§ **Given instruction 1**: In the thesis blog post, which concept from Deleuze and Guattari does this part re-introduce?
§ **Given instruction 2**: Reproduce the passage of the thesis blog post between "My thesis began" and "thought and culture.", inclusive.

§ **Supplied text**:

Welcome to part two of my thesis autopsy, where I pick apart the first draft of my PhD and try to remember just exactly what it was I was trying to study when I began. As always, this is the blog and not the thesis itself so while there’s a lot of references in what follows its also likely to slip into a more conversational style. Let’s just jump straight in.

My thesis began with two broad questions: what could the development of the superhero tell us about posthumanism, and how did readers of superhero comics relate to the posthuman? In Part One of this thesis review I pointed out that answering those questions first required clarifying the epistemological and ontological assumptions underlying them. So it was that Part One introduced several concepts borrowed from Delueze and Guattari that served as the theoretical guide for undertaking this research project. In this part I want to re-introduce Deleuze and Guattari’s concept of the rhizome (touched on briefly in part one) and how it differs from traditional models of thought and culture.

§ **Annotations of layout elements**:

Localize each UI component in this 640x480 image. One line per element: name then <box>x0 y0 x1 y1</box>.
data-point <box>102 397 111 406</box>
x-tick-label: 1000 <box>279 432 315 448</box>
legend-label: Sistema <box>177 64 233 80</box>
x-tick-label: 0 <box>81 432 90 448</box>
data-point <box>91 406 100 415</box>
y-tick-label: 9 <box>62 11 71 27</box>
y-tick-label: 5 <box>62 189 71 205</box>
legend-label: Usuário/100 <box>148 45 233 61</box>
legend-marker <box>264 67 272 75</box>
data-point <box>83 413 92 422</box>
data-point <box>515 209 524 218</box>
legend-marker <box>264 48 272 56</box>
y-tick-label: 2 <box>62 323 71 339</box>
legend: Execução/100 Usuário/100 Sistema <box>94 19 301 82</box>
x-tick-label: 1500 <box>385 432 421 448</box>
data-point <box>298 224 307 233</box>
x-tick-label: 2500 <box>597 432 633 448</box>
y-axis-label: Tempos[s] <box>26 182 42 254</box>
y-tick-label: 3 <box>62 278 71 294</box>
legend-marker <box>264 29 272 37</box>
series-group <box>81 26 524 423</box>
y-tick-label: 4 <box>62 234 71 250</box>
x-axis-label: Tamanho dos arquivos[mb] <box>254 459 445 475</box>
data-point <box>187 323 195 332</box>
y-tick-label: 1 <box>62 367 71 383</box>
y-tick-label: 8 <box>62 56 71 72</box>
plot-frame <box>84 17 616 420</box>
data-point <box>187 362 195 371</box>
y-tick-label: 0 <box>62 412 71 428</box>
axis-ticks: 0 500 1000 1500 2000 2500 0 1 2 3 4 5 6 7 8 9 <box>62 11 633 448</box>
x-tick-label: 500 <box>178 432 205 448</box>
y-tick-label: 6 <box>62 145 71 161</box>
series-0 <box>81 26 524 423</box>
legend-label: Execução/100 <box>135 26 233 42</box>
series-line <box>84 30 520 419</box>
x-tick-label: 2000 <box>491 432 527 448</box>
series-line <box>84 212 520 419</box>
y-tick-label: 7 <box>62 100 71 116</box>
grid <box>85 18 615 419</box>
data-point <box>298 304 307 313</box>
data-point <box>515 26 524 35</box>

§ **Written solution 1**: The rhizome.

§ **Written solution 2**:
My thesis began with two broad questions: what could the development of the superhero tell us about posthumanism, and how did readers of superhero comics relate to the posthuman? In Part One of this thesis review I pointed out that answering those questions first required clarifying the epistemological and ontological assumptions underlying them. So it was that Part One introduced several concepts borrowed from Delueze and Guattari that served as the theoretical guide for undertaking this research project. In this part I want to re-introduce Deleuze and Guattari’s concept of the rhizome (touched on briefly in part one) and how it differs from traditional models of thought and culture.